Directions -> Seek out every line containing the word "výstavy", and copy each.

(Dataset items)

┌──

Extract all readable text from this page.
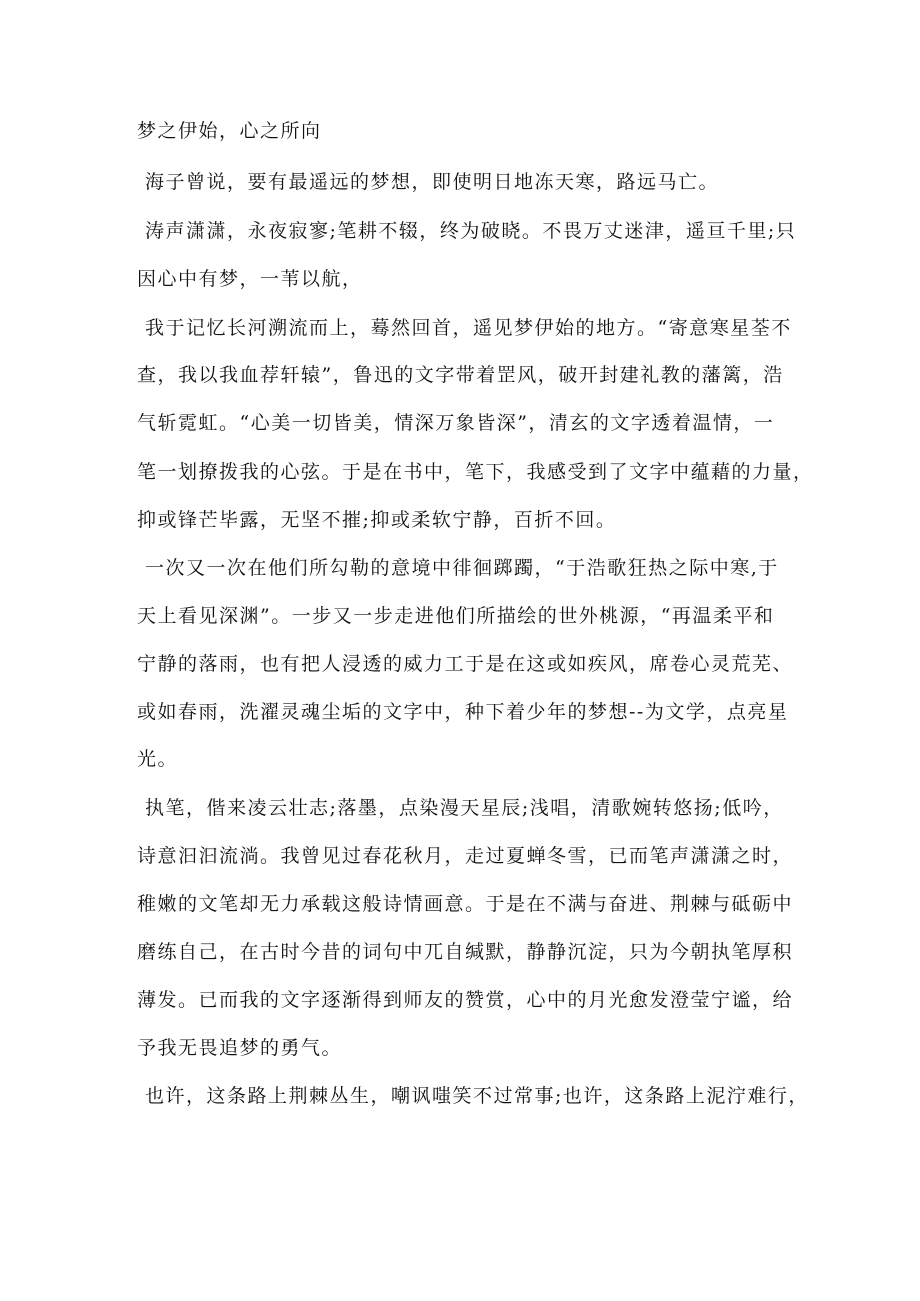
梦之伊始，心之所向
海子曾说，要有最遥远的梦想，即使明日地冻天寒，路远马亡。
涛声潇潇，永夜寂寥;笔耕不辍，终为破晓。不畏万丈迷津，遥亘千里;只
因心中有梦，一苇以航，
我于记忆长河溯流而上，蓦然回首，遥见梦伊始的地方。“寄意寒星荃不
查，我以我血荐轩辕”，鲁迅的文字带着罡风，破开封建礼教的藩篱，浩
气斩霓虹。“心美一切皆美，情深万象皆深”，清玄的文字透着温情，一
笔一划撩拨我的心弦。于是在书中，笔下，我感受到了文字中蕴藉的力量，
抑或锋芒毕露，无坚不摧;抑或柔软宁静，百折不回。
一次又一次在他们所勾勒的意境中徘徊踯躅，“于浩歌狂热之际中寒,于
天上看见深渊”。一步又一步走进他们所描绘的世外桃源，“再温柔平和
宁静的落雨，也有把人浸透的威力工于是在这或如疾风，席卷心灵荒芜、
或如春雨，洗濯灵魂尘垢的文字中，种下着少年的梦想--为文学，点亮星
光。
执笔，偕来凌云壮志;落墨，点染漫天星辰;浅唱，清歌婉转悠扬;低吟，
诗意汩汩流淌。我曾见过春花秋月，走过夏蝉冬雪，已而笔声潇潇之时，
稚嫩的文笔却无力承载这般诗情画意。于是在不满与奋进、荆棘与砥砺中
磨练自己，在古时今昔的词句中兀自缄默，静静沉淀，只为今朝执笔厚积
薄发。已而我的文字逐渐得到师友的赞赏，心中的月光愈发澄莹宁谧，给
予我无畏追梦的勇气。
也许，这条路上荆棘丛生，嘲讽嗤笑不过常事;也许，这条路上泥泞难行，
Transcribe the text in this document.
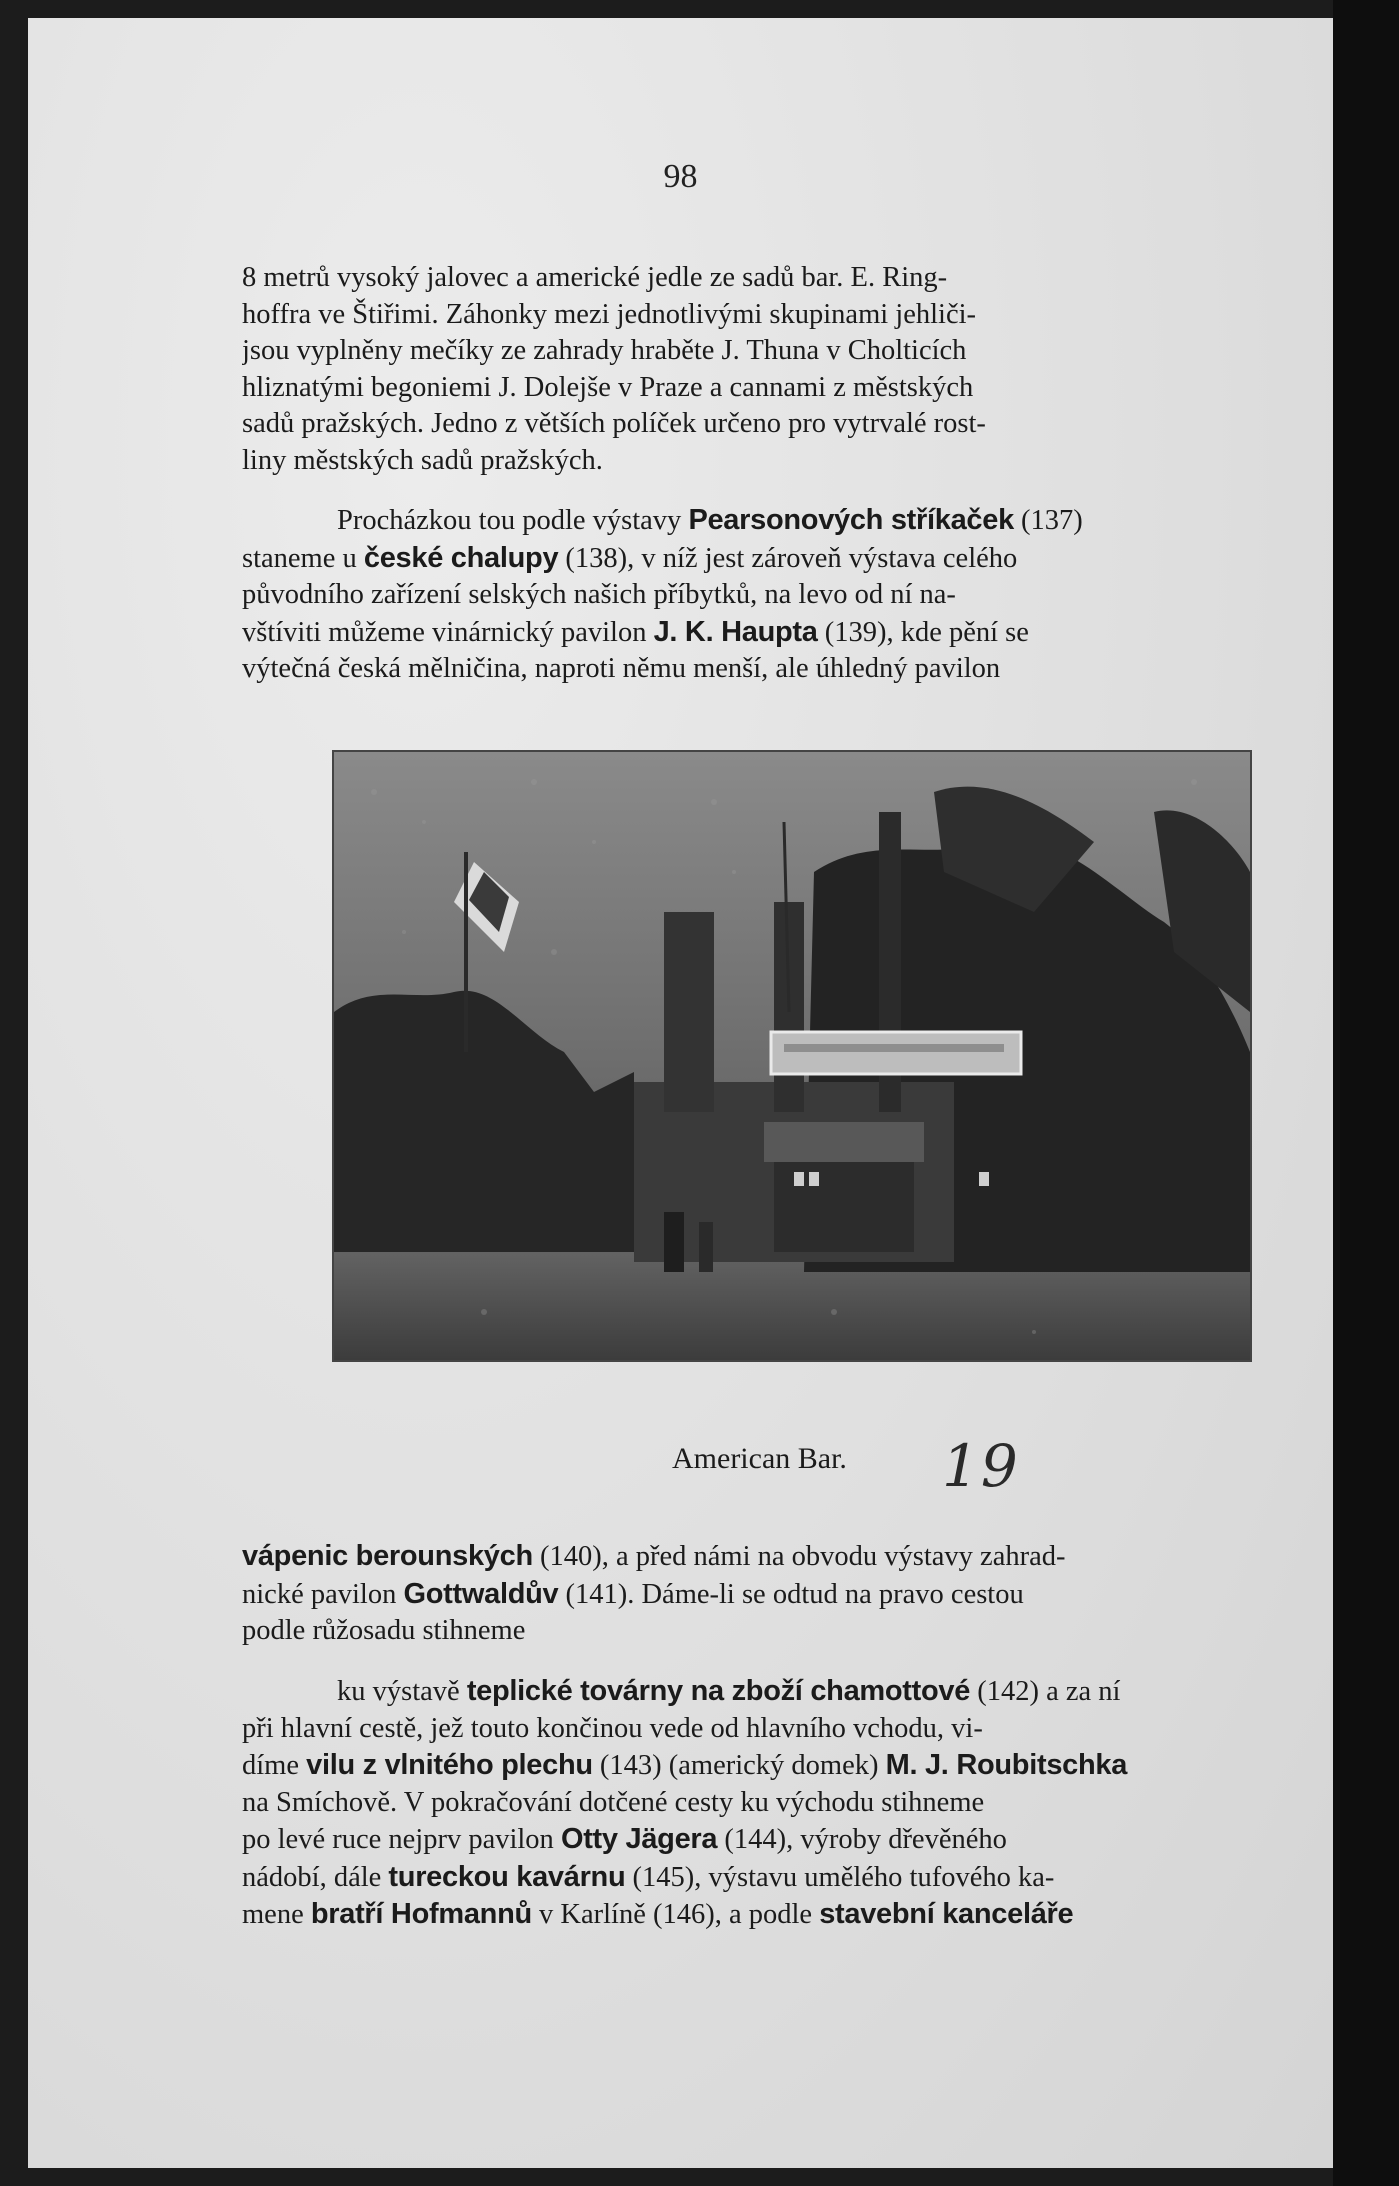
98
8 metrů vysoký jalovec a americké jedle ze sadů bar. E. Ring-
hoffra ve Štiřimi. Záhonky mezi jednotlivými skupinami jehliči-
jsou vyplněny mečíky ze zahrady hraběte J. Thuna v Cholticích
hliznatými begoniemi J. Dolejše v Praze a cannami z městských
sadů pražských. Jedno z větších políček určeno pro vytrvalé rost-
liny městských sadů pražských.
Procházkou tou podle výstavy Pearsonových stříkaček (137)
staneme u české chalupy (138), v níž jest zároveň výstava celého
původního zařízení selských našich příbytků, na levo od ní na-
vštíviti můžeme vinárnický pavilon J. K. Haupta (139), kde pění se
výtečná česká mělničina, naproti němu menší, ale úhledný pavilon
American Bar. 19
vápenic berounských (140), a před námi na obvodu výstavy zahrad-
nické pavilon Gottwaldův (141). Dáme-li se odtud na pravo cestou
podle růžosadu stihneme
ku výstavě teplické továrny na zboží chamottové (142) a za ní
při hlavní cestě, jež touto končinou vede od hlavního vchodu, vi-
díme vilu z vlnitého plechu (143) (americký domek) M. J. Roubitschka
na Smíchově. V pokračování dotčené cesty ku východu stihneme
po levé ruce nejprv pavilon Otty Jägera (144), výroby dřevěného
nádobí, dále tureckou kavárnu (145), výstavu umělého tufového ka-
mene bratří Hofmannů v Karlíně (146), a podle stavební kanceláře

└──

Written solution ->
Procházkou tou podle výstavy Pearsonových stříkaček (137)
vápenic berounských (140), a před námi na obvodu výstavy zahrad-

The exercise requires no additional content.